**WRITTEN REQUEST**: Answer with one number only: the number of lines that contain "rendszeres".

**INPUT ROWS**:

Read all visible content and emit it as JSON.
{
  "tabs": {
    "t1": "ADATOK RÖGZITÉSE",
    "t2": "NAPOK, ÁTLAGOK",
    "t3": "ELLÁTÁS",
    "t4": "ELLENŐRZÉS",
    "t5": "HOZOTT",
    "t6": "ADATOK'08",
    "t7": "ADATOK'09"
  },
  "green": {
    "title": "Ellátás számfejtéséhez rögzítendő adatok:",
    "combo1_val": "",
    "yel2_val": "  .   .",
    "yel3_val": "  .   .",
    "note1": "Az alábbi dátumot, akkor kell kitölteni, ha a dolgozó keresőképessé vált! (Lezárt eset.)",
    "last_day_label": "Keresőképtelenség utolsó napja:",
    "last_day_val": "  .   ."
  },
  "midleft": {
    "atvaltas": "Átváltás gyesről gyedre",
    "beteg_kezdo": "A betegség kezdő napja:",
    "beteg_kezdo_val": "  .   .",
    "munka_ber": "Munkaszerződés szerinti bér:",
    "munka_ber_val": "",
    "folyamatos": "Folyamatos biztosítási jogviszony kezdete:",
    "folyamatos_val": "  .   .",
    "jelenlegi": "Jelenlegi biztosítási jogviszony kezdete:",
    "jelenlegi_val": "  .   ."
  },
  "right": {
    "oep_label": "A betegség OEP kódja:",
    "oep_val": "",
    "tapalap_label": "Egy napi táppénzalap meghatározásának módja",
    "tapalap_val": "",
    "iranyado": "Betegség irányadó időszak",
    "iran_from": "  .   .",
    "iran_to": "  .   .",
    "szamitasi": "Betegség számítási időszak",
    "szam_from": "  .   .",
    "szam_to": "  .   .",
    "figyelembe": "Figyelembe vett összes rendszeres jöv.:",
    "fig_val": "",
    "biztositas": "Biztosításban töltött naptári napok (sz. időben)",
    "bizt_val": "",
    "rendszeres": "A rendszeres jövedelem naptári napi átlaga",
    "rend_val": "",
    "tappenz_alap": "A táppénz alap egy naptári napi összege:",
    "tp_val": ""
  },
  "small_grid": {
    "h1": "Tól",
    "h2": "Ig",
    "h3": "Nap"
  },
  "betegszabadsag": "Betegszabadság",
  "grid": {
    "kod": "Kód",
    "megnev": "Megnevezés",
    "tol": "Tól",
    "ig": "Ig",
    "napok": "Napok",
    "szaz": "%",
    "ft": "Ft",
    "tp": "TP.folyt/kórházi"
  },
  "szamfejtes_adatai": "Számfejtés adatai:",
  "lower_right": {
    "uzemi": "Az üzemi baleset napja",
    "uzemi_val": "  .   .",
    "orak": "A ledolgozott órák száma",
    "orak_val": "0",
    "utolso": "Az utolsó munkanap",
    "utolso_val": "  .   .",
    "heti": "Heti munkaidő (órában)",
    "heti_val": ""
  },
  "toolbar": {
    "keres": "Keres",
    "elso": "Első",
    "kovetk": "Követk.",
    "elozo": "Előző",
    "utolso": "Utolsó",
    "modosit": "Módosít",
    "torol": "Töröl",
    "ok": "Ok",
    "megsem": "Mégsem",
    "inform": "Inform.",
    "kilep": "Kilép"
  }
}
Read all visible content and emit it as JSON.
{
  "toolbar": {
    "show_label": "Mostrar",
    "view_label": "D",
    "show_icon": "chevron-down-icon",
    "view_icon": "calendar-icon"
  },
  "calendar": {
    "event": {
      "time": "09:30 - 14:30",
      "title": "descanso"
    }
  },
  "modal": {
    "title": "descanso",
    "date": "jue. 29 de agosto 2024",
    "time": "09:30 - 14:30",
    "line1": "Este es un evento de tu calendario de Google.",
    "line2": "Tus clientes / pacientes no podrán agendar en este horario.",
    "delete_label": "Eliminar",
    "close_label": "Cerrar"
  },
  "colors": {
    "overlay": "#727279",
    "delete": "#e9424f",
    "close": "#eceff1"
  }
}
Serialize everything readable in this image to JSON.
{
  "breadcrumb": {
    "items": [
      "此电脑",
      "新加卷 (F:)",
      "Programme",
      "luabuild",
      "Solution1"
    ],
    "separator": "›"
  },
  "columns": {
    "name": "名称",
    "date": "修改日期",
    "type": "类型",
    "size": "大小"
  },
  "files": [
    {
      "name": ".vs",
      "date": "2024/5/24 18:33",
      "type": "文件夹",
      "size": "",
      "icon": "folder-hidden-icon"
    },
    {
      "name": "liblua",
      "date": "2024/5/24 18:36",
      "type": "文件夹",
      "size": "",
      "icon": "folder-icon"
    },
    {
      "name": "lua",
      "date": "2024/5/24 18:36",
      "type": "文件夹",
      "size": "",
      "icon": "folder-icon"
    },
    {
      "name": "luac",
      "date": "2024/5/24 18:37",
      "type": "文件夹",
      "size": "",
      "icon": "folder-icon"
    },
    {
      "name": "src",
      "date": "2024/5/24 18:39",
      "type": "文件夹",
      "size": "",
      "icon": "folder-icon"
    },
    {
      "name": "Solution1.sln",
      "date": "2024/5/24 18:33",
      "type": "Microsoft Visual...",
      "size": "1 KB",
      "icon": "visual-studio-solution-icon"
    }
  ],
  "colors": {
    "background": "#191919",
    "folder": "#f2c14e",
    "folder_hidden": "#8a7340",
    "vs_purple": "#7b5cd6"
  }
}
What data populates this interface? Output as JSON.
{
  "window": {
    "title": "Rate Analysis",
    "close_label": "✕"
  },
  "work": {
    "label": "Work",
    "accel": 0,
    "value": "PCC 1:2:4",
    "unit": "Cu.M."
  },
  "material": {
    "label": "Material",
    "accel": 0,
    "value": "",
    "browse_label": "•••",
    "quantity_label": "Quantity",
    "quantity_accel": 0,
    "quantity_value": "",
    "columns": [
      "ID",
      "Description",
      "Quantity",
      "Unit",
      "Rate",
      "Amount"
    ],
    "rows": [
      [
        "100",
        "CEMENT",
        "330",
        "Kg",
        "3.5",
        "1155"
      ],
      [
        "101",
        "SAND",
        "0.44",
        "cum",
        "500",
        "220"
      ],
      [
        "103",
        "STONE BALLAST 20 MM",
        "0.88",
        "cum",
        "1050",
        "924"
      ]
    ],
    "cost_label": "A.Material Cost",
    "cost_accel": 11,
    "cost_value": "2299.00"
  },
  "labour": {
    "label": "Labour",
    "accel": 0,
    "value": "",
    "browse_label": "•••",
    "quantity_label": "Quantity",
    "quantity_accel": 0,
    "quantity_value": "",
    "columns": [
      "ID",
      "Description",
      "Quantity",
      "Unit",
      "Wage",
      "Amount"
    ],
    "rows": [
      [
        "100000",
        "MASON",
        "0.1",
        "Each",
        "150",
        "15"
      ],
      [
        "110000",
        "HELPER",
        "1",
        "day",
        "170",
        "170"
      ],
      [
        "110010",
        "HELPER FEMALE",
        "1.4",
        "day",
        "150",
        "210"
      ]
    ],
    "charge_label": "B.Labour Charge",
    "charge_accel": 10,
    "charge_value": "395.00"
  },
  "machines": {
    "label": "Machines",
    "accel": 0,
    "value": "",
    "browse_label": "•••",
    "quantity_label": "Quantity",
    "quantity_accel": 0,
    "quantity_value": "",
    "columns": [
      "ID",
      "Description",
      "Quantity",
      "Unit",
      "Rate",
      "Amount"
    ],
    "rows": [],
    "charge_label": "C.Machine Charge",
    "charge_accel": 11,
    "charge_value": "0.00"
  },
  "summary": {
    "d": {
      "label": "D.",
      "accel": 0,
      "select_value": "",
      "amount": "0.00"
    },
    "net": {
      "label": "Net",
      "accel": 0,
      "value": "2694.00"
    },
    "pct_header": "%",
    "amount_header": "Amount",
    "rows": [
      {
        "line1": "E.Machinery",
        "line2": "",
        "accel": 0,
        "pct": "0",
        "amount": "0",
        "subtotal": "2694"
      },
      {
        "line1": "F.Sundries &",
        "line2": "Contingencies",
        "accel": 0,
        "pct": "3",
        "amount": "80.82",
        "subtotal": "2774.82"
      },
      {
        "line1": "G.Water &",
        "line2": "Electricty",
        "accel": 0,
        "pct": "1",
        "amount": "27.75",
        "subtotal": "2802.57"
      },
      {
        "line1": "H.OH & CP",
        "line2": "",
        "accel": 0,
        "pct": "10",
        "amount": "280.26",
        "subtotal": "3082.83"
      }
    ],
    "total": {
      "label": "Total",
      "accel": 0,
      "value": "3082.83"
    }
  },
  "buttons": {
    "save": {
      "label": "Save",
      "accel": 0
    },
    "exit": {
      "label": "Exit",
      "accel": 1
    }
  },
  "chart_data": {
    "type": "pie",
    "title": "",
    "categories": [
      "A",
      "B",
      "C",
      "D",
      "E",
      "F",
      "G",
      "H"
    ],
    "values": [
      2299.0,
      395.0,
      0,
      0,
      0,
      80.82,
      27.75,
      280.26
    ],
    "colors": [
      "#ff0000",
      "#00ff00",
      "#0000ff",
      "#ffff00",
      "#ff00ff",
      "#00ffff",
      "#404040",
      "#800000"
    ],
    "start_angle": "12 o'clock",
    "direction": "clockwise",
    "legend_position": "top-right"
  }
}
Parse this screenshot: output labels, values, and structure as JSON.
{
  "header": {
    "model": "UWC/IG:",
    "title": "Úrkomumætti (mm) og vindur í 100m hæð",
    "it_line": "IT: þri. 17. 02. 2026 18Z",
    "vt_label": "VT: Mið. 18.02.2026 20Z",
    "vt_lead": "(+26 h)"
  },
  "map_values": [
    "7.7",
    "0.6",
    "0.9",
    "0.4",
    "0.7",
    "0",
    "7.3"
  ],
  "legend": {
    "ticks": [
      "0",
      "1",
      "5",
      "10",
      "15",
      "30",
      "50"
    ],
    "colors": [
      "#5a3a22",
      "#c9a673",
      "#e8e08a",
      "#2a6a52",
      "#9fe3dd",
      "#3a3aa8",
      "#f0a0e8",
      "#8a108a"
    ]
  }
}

**RESULT OF THIS EXERCISE**: 2